What you should do.
Begin with the line holding "Transcribe this image's", end with the line holding "Serialize everything readable", and repeat every line in between exactly, without pictures.

================================

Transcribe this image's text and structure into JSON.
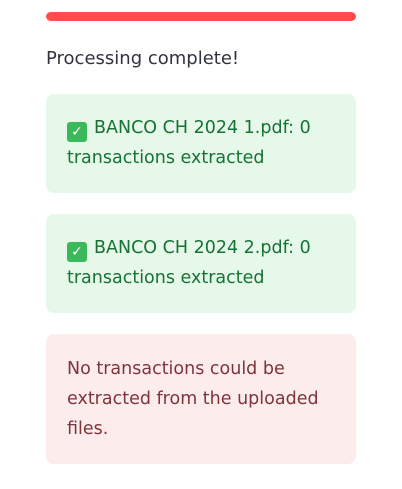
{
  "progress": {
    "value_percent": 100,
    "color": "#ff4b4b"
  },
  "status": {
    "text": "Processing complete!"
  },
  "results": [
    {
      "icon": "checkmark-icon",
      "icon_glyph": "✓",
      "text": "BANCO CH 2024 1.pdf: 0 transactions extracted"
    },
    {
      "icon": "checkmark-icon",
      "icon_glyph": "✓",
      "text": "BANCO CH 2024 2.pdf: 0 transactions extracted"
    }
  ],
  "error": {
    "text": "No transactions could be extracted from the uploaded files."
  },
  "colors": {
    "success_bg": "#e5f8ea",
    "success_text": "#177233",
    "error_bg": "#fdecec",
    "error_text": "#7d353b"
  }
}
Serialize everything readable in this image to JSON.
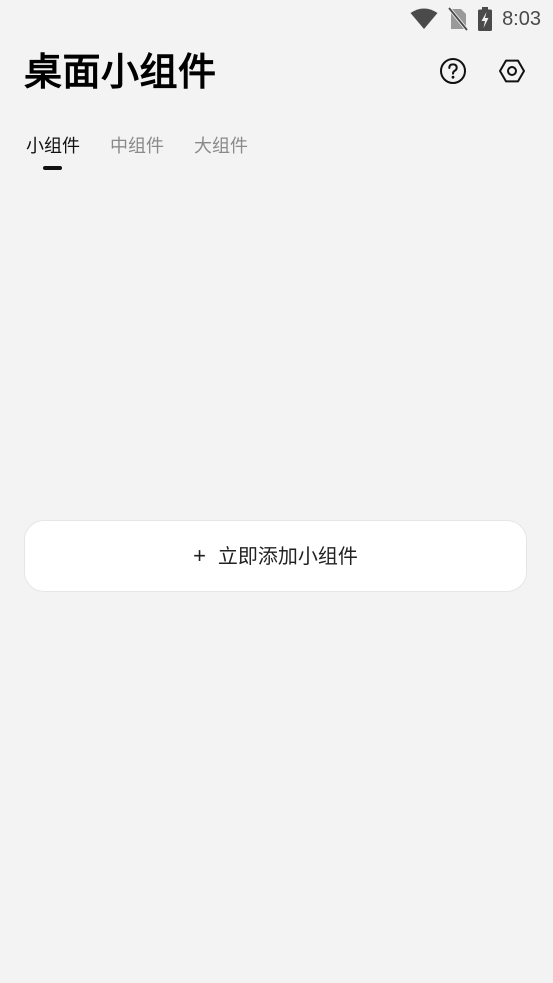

================================

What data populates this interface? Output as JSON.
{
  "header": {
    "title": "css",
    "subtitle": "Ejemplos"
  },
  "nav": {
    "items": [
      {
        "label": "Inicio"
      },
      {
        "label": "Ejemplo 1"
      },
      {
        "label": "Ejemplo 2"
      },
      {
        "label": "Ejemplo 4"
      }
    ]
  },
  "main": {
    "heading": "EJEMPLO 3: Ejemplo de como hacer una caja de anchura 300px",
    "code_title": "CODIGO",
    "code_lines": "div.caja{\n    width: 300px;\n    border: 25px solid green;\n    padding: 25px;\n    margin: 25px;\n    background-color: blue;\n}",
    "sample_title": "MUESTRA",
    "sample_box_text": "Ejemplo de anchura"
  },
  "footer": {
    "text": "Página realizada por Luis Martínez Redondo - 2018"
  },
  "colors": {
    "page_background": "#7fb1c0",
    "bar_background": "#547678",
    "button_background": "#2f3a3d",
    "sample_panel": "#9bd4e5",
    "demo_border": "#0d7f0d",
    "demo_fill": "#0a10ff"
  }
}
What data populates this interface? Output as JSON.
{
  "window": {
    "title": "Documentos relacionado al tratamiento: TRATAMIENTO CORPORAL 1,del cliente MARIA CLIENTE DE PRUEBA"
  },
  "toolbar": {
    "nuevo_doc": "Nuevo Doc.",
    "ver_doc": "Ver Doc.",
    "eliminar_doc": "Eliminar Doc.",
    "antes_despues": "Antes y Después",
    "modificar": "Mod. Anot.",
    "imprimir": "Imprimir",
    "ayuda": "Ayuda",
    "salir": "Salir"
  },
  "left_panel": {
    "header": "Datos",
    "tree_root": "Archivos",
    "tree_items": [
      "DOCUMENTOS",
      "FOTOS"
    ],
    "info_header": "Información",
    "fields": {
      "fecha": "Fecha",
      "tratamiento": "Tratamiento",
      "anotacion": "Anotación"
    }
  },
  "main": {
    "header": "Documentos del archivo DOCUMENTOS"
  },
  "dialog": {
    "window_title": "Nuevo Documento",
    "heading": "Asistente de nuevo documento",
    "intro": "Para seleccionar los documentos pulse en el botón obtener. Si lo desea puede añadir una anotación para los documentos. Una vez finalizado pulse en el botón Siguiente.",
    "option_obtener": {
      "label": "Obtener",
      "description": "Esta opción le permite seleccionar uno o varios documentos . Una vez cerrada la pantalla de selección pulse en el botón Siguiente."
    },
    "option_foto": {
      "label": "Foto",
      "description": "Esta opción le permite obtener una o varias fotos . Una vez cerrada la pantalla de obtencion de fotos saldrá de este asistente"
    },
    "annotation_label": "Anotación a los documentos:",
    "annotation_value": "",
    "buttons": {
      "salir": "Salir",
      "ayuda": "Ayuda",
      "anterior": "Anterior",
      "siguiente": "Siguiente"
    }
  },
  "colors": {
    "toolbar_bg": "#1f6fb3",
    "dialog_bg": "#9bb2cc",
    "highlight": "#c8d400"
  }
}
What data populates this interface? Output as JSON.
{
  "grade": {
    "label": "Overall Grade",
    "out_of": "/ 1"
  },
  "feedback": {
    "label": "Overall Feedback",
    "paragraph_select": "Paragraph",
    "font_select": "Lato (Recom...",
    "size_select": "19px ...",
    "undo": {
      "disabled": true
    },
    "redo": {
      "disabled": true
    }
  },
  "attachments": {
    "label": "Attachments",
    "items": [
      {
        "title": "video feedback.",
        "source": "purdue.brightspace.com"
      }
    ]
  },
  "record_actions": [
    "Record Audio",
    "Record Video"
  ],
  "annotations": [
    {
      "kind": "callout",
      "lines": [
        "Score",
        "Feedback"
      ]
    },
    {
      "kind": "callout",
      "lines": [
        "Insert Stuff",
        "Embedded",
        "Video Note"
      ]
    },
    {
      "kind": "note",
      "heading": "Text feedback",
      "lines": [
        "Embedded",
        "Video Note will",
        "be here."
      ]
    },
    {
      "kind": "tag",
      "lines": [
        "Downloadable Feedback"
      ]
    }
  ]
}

================================

Final result.
Transcribe this image's text and structure into JSON.
{
  "progress": {
    "value_percent": 100,
    "color": "#ff4b4b"
  },
  "status": {
    "text": "Processing complete!"
  },
  "results": [
    {
      "icon": "checkmark-icon",
      "icon_glyph": "✓",
      "text": "BANCO CH 2024 1.pdf: 0 transactions extracted"
    },
    {
      "icon": "checkmark-icon",
      "icon_glyph": "✓",
      "text": "BANCO CH 2024 2.pdf: 0 transactions extracted"
    }
  ],
  "error": {
    "text": "No transactions could be extracted from the uploaded files."
  },
  "colors": {
    "success_bg": "#e5f8ea",
    "success_text": "#177233",
    "error_bg": "#fdecec",
    "error_text": "#7d353b"
  }
}
Serialize everything readable in this image to JSON.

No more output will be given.